- **Given task**
Lines holding the string "diff" are the ones to copy; find them all in the data.

— START Records supplied —

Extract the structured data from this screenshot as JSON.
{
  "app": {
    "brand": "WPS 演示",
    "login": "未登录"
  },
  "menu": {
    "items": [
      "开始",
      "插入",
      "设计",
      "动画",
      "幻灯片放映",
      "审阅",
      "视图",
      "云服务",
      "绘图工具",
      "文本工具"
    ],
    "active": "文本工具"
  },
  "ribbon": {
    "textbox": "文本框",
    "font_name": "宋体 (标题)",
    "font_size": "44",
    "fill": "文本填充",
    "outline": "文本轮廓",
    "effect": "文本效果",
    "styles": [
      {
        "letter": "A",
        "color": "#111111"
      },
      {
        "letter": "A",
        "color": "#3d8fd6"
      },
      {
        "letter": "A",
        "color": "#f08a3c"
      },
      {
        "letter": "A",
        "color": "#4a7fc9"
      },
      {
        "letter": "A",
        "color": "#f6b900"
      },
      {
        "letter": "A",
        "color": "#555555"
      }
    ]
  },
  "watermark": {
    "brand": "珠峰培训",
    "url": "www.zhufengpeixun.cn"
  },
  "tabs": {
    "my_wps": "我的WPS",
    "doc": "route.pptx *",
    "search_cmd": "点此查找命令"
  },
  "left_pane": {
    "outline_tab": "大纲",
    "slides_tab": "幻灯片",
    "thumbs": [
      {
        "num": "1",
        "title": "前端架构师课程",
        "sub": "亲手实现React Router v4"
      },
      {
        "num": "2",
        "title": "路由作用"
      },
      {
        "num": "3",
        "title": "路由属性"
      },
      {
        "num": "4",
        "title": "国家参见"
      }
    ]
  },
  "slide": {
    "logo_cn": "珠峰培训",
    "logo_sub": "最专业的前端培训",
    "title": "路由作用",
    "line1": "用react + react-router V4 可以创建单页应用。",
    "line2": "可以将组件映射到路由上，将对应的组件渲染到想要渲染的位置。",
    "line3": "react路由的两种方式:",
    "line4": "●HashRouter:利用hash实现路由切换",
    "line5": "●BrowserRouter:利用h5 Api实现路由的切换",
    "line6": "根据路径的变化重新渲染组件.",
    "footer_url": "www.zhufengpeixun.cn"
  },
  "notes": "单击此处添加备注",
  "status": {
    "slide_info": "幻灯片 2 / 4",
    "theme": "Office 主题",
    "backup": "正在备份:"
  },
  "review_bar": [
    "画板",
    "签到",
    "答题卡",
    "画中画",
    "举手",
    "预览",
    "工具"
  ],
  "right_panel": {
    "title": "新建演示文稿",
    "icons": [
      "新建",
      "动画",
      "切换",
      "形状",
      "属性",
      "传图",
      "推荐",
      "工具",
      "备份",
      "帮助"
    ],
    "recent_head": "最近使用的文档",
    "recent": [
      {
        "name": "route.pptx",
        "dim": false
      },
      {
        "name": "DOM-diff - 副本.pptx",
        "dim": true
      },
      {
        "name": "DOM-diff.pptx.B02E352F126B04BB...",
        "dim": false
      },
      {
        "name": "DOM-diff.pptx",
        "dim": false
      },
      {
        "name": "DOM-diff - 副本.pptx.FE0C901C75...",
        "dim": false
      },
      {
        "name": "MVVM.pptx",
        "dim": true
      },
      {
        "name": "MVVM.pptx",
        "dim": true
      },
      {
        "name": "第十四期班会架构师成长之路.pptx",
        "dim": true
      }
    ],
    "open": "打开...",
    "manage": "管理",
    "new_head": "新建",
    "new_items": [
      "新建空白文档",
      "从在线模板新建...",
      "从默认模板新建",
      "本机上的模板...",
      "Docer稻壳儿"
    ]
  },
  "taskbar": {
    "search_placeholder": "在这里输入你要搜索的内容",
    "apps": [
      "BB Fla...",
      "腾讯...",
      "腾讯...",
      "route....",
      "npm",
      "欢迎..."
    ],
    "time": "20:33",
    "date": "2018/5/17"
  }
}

— END Records supplied —

- **Full solution**
        "name": "DOM-diff - 副本.pptx",
        "name": "DOM-diff.pptx.B02E352F126B04BB...",
        "name": "DOM-diff.pptx",
        "name": "DOM-diff - 副本.pptx.FE0C901C75...",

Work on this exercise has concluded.